Stored items from a collection:
+++
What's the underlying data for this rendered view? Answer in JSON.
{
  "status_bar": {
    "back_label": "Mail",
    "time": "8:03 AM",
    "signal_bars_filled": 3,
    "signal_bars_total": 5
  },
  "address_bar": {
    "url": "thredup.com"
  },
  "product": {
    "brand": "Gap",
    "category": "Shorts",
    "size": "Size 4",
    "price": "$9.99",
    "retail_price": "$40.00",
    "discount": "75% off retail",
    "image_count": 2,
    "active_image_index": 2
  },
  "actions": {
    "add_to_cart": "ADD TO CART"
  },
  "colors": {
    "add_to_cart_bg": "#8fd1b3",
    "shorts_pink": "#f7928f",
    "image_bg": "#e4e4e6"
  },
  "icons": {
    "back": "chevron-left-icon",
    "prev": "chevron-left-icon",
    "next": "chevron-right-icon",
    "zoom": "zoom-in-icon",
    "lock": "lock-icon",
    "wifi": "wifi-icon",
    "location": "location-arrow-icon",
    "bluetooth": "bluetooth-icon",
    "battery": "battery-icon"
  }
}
+++
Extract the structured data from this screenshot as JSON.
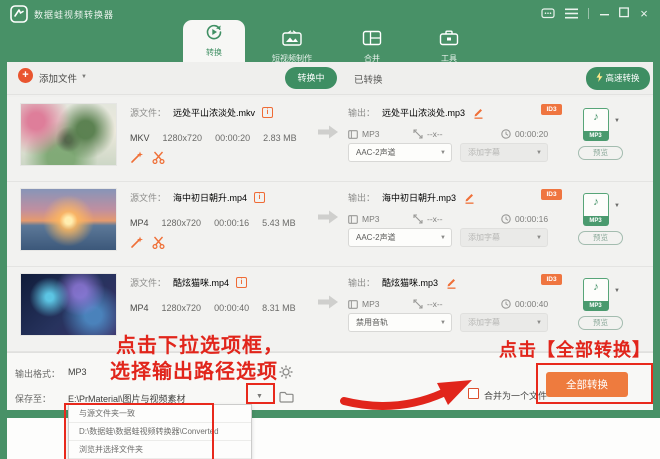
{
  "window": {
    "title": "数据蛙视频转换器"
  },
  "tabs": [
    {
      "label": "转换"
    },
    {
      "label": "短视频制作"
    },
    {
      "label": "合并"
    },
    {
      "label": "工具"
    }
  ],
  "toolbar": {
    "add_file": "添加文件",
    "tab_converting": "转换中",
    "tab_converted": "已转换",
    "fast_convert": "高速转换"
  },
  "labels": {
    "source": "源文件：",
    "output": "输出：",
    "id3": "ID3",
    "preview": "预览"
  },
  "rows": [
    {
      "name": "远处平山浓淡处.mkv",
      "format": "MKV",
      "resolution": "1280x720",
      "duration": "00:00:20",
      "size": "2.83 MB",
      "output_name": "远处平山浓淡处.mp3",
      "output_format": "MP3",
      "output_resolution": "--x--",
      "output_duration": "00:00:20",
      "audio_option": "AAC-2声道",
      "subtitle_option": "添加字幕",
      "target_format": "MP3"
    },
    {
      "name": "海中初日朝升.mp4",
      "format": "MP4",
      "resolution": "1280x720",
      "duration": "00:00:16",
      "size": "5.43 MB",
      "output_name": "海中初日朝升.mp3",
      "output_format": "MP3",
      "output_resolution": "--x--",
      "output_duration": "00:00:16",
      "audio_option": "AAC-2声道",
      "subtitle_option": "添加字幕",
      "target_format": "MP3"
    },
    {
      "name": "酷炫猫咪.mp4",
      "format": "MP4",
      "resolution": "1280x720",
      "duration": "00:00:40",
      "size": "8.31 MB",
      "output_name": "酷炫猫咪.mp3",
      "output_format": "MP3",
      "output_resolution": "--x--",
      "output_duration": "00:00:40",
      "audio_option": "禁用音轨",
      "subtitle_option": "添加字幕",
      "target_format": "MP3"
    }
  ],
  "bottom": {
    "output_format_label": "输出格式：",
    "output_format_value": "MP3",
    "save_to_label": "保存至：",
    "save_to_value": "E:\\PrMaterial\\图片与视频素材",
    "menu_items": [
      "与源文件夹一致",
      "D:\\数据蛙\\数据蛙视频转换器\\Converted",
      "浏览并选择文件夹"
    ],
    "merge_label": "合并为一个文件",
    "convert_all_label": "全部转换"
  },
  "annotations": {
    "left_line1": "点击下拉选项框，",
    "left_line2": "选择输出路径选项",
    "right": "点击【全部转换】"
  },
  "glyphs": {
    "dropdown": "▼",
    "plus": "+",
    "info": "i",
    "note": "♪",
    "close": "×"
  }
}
+++
GIVEN EXERCISE: Report the number of lines in the entries above that include the word "数据蛙视频转换器" and add nothing to it.

THE ANSWER: 2